§ Goal of the exercise
Write out all of the entries exactly as given.

§ Data excerpts

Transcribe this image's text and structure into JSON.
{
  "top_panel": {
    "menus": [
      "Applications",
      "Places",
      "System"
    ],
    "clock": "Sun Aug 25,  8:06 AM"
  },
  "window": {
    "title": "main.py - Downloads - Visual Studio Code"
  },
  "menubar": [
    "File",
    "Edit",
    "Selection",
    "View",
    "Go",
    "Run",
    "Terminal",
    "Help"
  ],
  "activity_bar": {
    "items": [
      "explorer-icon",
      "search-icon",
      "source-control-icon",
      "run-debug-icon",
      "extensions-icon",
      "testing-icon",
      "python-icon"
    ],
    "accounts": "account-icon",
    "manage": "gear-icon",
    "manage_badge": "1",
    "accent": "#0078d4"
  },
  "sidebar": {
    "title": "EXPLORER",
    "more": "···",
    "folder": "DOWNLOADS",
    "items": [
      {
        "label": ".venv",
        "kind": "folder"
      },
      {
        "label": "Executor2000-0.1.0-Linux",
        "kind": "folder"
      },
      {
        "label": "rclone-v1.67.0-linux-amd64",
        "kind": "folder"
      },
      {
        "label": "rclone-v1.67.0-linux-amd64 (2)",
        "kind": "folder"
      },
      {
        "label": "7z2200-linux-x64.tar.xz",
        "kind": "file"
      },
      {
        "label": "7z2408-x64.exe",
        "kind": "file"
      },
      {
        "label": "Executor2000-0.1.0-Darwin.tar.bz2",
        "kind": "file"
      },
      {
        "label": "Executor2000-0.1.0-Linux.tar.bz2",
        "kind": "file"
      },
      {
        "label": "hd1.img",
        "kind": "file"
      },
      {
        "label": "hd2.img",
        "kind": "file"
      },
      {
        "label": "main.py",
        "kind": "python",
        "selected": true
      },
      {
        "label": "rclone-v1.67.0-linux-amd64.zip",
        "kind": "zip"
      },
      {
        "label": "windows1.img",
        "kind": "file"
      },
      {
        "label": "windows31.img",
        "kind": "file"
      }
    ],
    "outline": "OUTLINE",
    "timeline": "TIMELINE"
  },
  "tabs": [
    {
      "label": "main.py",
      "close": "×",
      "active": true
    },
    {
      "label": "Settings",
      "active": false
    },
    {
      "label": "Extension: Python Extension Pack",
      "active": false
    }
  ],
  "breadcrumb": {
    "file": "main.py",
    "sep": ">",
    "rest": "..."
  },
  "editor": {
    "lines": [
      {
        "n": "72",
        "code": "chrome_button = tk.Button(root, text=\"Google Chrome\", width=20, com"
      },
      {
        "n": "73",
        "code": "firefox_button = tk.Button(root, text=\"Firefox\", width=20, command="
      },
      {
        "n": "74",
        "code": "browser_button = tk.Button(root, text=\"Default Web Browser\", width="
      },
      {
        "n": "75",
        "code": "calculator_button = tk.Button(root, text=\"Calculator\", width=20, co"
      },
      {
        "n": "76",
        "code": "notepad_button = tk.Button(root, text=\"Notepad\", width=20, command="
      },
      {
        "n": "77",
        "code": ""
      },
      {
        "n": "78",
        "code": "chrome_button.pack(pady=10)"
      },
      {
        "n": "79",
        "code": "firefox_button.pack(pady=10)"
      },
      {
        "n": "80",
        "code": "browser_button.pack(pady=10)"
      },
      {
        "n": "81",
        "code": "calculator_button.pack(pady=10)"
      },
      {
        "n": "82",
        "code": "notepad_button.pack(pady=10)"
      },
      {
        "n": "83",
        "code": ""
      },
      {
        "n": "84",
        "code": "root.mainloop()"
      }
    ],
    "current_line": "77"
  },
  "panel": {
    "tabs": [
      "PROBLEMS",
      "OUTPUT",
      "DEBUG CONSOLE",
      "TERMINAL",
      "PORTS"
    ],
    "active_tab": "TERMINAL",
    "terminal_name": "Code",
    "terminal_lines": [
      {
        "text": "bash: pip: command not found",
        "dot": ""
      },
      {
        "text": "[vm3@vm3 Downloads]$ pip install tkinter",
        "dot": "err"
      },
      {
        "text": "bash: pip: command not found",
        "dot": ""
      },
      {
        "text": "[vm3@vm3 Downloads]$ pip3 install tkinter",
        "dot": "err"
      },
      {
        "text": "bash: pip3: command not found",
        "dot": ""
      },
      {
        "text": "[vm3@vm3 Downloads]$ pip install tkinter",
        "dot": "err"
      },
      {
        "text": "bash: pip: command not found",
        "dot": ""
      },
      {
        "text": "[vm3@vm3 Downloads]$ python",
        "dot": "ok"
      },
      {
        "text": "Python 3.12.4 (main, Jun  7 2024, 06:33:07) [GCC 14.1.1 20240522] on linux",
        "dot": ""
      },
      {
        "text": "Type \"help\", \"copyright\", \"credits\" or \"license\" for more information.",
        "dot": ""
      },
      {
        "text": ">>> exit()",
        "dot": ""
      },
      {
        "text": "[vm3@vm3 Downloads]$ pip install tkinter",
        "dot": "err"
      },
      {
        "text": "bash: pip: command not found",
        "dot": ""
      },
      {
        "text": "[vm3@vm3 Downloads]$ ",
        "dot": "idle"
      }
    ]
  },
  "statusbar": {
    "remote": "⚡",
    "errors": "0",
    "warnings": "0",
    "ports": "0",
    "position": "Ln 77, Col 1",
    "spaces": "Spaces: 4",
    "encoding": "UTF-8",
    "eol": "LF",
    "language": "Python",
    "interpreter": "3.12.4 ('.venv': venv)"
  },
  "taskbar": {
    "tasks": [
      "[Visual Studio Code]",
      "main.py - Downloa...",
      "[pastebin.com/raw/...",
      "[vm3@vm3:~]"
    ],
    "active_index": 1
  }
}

§ Full solution
Transcribe this image's text and structure into JSON.
{
  "top_panel": {
    "menus": [
      "Applications",
      "Places",
      "System"
    ],
    "clock": "Sun Aug 25,  8:06 AM"
  },
  "window": {
    "title": "main.py - Downloads - Visual Studio Code"
  },
  "menubar": [
    "File",
    "Edit",
    "Selection",
    "View",
    "Go",
    "Run",
    "Terminal",
    "Help"
  ],
  "activity_bar": {
    "items": [
      "explorer-icon",
      "search-icon",
      "source-control-icon",
      "run-debug-icon",
      "extensions-icon",
      "testing-icon",
      "python-icon"
    ],
    "accounts": "account-icon",
    "manage": "gear-icon",
    "manage_badge": "1",
    "accent": "#0078d4"
  },
  "sidebar": {
    "title": "EXPLORER",
    "more": "···",
    "folder": "DOWNLOADS",
    "items": [
      {
        "label": ".venv",
        "kind": "folder"
      },
      {
        "label": "Executor2000-0.1.0-Linux",
        "kind": "folder"
      },
      {
        "label": "rclone-v1.67.0-linux-amd64",
        "kind": "folder"
      },
      {
        "label": "rclone-v1.67.0-linux-amd64 (2)",
        "kind": "folder"
      },
      {
        "label": "7z2200-linux-x64.tar.xz",
        "kind": "file"
      },
      {
        "label": "7z2408-x64.exe",
        "kind": "file"
      },
      {
        "label": "Executor2000-0.1.0-Darwin.tar.bz2",
        "kind": "file"
      },
      {
        "label": "Executor2000-0.1.0-Linux.tar.bz2",
        "kind": "file"
      },
      {
        "label": "hd1.img",
        "kind": "file"
      },
      {
        "label": "hd2.img",
        "kind": "file"
      },
      {
        "label": "main.py",
        "kind": "python",
        "selected": true
      },
      {
        "label": "rclone-v1.67.0-linux-amd64.zip",
        "kind": "zip"
      },
      {
        "label": "windows1.img",
        "kind": "file"
      },
      {
        "label": "windows31.img",
        "kind": "file"
      }
    ],
    "outline": "OUTLINE",
    "timeline": "TIMELINE"
  },
  "tabs": [
    {
      "label": "main.py",
      "close": "×",
      "active": true
    },
    {
      "label": "Settings",
      "active": false
    },
    {
      "label": "Extension: Python Extension Pack",
      "active": false
    }
  ],
  "breadcrumb": {
    "file": "main.py",
    "sep": ">",
    "rest": "..."
  },
  "editor": {
    "lines": [
      {
        "n": "72",
        "code": "chrome_button = tk.Button(root, text=\"Google Chrome\", width=20, com"
      },
      {
        "n": "73",
        "code": "firefox_button = tk.Button(root, text=\"Firefox\", width=20, command="
      },
      {
        "n": "74",
        "code": "browser_button = tk.Button(root, text=\"Default Web Browser\", width="
      },
      {
        "n": "75",
        "code": "calculator_button = tk.Button(root, text=\"Calculator\", width=20, co"
      },
      {
        "n": "76",
        "code": "notepad_button = tk.Button(root, text=\"Notepad\", width=20, command="
      },
      {
        "n": "77",
        "code": ""
      },
      {
        "n": "78",
        "code": "chrome_button.pack(pady=10)"
      },
      {
        "n": "79",
        "code": "firefox_button.pack(pady=10)"
      },
      {
        "n": "80",
        "code": "browser_button.pack(pady=10)"
      },
      {
        "n": "81",
        "code": "calculator_button.pack(pady=10)"
      },
      {
        "n": "82",
        "code": "notepad_button.pack(pady=10)"
      },
      {
        "n": "83",
        "code": ""
      },
      {
        "n": "84",
        "code": "root.mainloop()"
      }
    ],
    "current_line": "77"
  },
  "panel": {
    "tabs": [
      "PROBLEMS",
      "OUTPUT",
      "DEBUG CONSOLE",
      "TERMINAL",
      "PORTS"
    ],
    "active_tab": "TERMINAL",
    "terminal_name": "Code",
    "terminal_lines": [
      {
        "text": "bash: pip: command not found",
        "dot": ""
      },
      {
        "text": "[vm3@vm3 Downloads]$ pip install tkinter",
        "dot": "err"
      },
      {
        "text": "bash: pip: command not found",
        "dot": ""
      },
      {
        "text": "[vm3@vm3 Downloads]$ pip3 install tkinter",
        "dot": "err"
      },
      {
        "text": "bash: pip3: command not found",
        "dot": ""
      },
      {
        "text": "[vm3@vm3 Downloads]$ pip install tkinter",
        "dot": "err"
      },
      {
        "text": "bash: pip: command not found",
        "dot": ""
      },
      {
        "text": "[vm3@vm3 Downloads]$ python",
        "dot": "ok"
      },
      {
        "text": "Python 3.12.4 (main, Jun  7 2024, 06:33:07) [GCC 14.1.1 20240522] on linux",
        "dot": ""
      },
      {
        "text": "Type \"help\", \"copyright\", \"credits\" or \"license\" for more information.",
        "dot": ""
      },
      {
        "text": ">>> exit()",
        "dot": ""
      },
      {
        "text": "[vm3@vm3 Downloads]$ pip install tkinter",
        "dot": "err"
      },
      {
        "text": "bash: pip: command not found",
        "dot": ""
      },
      {
        "text": "[vm3@vm3 Downloads]$ ",
        "dot": "idle"
      }
    ]
  },
  "statusbar": {
    "remote": "⚡",
    "errors": "0",
    "warnings": "0",
    "ports": "0",
    "position": "Ln 77, Col 1",
    "spaces": "Spaces: 4",
    "encoding": "UTF-8",
    "eol": "LF",
    "language": "Python",
    "interpreter": "3.12.4 ('.venv': venv)"
  },
  "taskbar": {
    "tasks": [
      "[Visual Studio Code]",
      "main.py - Downloa...",
      "[pastebin.com/raw/...",
      "[vm3@vm3:~]"
    ],
    "active_index": 1
  }
}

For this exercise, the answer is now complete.